__Task__
Select the lines that contain "Output" and copy each of them.

[Figure contents as structured data]
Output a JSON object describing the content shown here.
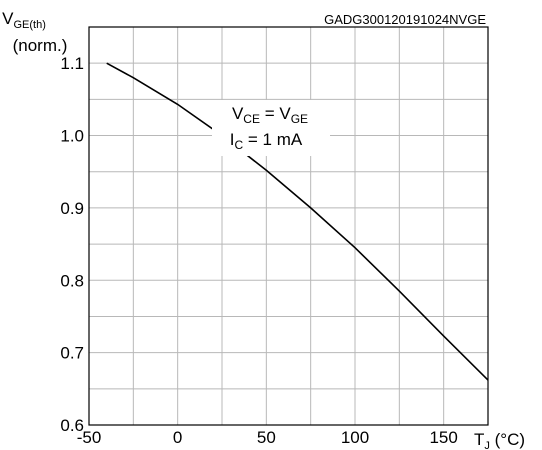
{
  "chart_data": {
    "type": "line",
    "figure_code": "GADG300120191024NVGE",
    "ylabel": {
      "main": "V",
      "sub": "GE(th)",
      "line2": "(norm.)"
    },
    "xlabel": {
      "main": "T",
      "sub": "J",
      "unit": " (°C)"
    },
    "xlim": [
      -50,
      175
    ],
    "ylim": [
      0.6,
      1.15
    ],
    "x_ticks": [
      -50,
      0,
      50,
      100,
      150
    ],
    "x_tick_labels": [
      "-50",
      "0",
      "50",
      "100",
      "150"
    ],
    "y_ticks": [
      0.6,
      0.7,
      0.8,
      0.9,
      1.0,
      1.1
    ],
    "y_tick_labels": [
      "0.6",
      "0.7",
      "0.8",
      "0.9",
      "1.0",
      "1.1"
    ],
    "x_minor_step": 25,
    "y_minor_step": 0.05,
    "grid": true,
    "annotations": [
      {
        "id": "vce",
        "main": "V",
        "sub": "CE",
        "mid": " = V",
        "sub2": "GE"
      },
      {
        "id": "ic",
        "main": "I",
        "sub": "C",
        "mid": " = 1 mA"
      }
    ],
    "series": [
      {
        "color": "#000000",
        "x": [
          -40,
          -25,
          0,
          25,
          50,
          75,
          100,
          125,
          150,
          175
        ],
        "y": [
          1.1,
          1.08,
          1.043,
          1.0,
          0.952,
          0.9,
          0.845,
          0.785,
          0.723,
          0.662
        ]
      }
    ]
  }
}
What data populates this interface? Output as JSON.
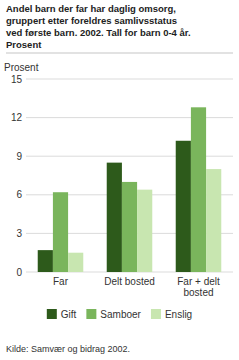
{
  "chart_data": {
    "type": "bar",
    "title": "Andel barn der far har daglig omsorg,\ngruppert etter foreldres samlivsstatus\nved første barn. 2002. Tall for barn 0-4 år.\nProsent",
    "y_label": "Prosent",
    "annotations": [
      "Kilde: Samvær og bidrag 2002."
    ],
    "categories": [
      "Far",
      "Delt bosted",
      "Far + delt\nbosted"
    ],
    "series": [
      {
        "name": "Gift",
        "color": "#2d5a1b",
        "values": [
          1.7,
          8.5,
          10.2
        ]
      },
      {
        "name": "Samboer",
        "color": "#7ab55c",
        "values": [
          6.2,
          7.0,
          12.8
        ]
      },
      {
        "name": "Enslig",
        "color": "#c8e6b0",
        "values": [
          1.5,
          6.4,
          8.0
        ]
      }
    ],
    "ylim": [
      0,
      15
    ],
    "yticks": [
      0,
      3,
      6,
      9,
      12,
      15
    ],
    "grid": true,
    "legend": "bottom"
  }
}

__Reply to the exercise__
Output a JSON object describing the content shown here.
What data populates this interface? Output as JSON.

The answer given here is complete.